• EXTRACTED MATERIAL:

————

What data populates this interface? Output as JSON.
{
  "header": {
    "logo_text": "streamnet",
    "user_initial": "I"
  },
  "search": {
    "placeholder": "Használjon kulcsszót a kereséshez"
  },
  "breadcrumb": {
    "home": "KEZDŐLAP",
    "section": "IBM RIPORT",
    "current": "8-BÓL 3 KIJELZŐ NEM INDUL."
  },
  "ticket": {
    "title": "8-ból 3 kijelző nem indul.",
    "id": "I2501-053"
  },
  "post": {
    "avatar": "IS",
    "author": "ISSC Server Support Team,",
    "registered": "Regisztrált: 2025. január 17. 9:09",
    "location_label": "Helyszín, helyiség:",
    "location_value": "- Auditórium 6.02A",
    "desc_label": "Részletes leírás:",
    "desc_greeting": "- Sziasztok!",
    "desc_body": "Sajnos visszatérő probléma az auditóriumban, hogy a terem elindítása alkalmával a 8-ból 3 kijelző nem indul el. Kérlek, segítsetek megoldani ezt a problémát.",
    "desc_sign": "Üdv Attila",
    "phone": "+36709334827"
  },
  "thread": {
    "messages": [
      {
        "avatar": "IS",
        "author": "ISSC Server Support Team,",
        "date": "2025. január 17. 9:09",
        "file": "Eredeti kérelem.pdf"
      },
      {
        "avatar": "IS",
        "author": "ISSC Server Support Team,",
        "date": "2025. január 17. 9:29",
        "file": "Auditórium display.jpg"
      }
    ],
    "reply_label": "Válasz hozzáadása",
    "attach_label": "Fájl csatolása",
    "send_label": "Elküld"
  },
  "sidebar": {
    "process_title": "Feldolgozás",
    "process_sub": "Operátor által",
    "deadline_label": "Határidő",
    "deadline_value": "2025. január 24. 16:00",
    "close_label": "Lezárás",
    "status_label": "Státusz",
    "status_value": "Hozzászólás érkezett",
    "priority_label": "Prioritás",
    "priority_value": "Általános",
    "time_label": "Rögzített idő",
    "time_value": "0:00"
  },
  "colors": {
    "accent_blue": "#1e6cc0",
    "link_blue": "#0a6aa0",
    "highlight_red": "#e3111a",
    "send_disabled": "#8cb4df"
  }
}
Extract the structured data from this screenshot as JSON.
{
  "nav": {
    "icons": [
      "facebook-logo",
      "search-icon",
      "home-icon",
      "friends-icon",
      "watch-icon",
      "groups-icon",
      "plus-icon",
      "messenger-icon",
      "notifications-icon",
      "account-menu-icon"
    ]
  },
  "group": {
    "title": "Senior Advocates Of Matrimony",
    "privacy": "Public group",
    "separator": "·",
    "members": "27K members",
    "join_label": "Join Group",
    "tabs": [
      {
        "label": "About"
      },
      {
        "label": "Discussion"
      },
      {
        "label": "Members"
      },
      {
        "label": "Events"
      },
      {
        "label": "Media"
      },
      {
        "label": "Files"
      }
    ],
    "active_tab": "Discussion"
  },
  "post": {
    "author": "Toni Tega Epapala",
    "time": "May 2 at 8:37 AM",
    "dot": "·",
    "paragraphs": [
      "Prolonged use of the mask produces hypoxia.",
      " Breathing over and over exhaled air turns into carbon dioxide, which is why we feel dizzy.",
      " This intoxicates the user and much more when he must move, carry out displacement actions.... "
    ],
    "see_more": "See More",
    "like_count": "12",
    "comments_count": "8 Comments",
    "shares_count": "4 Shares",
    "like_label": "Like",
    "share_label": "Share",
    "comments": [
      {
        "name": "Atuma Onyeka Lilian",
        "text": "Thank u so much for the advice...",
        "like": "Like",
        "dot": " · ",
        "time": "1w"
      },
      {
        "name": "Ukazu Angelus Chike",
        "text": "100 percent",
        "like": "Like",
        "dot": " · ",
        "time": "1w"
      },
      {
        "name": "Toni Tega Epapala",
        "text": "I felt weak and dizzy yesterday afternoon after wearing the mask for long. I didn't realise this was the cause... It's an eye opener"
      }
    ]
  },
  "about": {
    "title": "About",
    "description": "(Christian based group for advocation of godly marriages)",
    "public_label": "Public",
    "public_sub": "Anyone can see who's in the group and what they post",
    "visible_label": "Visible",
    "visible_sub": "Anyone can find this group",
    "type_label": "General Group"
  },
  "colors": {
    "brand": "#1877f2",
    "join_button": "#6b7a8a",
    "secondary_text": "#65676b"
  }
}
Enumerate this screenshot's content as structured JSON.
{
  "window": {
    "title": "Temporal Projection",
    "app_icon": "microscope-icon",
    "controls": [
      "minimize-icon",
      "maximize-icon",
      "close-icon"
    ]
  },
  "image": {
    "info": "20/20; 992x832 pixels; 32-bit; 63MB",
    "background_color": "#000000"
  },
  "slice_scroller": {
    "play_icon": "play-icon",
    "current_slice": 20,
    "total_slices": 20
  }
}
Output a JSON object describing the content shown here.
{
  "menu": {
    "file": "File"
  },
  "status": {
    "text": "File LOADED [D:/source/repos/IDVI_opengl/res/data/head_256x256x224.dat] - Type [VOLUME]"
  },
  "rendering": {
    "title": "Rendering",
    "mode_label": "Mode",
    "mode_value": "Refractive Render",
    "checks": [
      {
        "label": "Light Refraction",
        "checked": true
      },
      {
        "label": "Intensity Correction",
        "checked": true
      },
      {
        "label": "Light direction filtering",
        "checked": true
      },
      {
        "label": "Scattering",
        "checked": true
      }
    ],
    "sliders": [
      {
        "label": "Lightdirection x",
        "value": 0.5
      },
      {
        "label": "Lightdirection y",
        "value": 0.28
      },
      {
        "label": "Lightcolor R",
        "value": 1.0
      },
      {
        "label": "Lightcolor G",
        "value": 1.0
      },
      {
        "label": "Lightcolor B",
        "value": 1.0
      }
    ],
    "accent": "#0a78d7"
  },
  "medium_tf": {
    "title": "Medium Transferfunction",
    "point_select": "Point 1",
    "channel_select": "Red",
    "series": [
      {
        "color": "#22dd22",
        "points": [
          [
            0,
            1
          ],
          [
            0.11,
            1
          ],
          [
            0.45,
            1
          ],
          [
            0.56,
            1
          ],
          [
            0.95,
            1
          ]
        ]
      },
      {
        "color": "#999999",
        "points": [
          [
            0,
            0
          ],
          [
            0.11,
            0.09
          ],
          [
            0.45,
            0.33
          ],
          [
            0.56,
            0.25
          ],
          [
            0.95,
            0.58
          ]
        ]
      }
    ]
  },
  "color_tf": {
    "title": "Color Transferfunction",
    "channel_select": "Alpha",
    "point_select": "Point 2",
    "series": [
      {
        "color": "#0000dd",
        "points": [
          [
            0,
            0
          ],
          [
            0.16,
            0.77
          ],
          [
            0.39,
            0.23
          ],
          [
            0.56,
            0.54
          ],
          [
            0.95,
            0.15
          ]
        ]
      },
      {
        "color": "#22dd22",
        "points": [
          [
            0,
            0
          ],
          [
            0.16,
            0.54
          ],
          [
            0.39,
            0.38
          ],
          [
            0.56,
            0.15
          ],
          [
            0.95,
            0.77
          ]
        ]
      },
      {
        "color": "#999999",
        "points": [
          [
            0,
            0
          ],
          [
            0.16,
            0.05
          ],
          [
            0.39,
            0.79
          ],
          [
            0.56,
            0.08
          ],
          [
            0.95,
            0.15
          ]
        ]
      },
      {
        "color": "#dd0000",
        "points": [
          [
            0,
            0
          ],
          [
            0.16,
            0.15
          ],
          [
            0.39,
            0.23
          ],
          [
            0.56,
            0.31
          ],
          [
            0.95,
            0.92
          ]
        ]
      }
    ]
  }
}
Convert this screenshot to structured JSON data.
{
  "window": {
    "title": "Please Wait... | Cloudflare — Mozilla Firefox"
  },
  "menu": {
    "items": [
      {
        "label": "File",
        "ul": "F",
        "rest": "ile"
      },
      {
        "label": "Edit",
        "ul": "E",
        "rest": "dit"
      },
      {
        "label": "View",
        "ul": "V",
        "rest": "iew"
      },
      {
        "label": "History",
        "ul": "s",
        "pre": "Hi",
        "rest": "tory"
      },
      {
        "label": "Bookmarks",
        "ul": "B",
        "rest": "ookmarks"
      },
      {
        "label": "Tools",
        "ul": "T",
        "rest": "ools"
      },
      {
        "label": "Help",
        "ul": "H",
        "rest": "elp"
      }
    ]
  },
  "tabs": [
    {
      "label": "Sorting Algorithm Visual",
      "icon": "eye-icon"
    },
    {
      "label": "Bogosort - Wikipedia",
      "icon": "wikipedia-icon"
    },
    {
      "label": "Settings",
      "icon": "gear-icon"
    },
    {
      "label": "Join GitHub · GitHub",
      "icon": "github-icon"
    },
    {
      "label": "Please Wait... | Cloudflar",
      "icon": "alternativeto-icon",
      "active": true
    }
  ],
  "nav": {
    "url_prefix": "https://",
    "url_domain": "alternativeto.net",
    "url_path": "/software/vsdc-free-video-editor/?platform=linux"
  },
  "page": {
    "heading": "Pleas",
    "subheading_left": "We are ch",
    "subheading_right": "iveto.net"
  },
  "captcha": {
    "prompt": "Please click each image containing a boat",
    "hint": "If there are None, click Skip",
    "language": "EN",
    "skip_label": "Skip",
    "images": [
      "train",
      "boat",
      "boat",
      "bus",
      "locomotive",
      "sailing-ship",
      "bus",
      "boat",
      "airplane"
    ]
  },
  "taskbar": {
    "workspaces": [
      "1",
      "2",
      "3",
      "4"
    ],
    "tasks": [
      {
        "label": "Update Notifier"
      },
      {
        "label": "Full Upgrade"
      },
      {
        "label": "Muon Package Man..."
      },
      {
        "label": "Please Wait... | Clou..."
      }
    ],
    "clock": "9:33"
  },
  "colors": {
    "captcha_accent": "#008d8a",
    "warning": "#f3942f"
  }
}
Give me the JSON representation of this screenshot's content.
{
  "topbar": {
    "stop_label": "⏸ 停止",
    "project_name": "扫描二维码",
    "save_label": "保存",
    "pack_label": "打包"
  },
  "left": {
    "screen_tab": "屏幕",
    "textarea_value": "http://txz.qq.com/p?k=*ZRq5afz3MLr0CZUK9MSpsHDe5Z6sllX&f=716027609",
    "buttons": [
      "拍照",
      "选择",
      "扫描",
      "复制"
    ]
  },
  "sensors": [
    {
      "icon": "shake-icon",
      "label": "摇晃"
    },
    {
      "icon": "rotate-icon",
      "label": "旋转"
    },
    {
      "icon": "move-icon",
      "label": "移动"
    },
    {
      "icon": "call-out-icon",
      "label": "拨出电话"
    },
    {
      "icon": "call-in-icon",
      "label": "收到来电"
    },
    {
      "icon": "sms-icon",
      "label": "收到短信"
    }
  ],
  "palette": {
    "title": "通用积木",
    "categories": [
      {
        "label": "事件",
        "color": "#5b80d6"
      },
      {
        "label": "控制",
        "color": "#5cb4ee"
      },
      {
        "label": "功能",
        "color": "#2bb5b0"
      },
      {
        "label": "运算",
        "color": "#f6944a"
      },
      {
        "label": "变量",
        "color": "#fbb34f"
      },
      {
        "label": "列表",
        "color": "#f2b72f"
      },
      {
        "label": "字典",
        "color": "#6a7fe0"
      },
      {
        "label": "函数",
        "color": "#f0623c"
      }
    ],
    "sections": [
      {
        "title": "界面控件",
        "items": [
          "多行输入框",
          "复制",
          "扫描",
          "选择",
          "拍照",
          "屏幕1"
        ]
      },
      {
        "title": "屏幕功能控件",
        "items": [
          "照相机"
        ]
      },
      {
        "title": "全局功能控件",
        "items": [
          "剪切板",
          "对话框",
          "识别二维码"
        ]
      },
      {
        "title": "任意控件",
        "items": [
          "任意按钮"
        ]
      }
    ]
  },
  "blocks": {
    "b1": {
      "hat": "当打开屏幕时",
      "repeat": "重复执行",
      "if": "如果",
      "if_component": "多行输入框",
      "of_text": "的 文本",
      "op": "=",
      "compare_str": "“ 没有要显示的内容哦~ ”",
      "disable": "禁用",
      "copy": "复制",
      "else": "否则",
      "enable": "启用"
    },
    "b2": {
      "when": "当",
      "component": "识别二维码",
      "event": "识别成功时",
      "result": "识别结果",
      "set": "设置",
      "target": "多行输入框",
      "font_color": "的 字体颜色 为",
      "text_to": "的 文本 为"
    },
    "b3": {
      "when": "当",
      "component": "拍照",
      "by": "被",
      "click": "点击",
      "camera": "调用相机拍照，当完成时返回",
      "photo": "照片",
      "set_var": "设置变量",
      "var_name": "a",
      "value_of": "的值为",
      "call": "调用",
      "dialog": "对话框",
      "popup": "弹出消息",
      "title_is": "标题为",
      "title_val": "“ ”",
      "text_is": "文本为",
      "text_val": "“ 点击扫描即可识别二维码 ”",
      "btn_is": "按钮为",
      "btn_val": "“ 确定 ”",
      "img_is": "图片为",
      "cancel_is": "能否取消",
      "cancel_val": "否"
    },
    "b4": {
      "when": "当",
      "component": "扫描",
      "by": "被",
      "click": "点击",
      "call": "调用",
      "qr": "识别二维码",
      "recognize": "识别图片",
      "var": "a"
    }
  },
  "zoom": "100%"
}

————

• SHORT PROBLEM: Identify each line in the entries with the word "structured" and copy it.

• SOLVED PROBLEM:
Extract the structured data from this screenshot as JSON.
Enumerate this screenshot's content as structured JSON.
Convert this screenshot to structured JSON data.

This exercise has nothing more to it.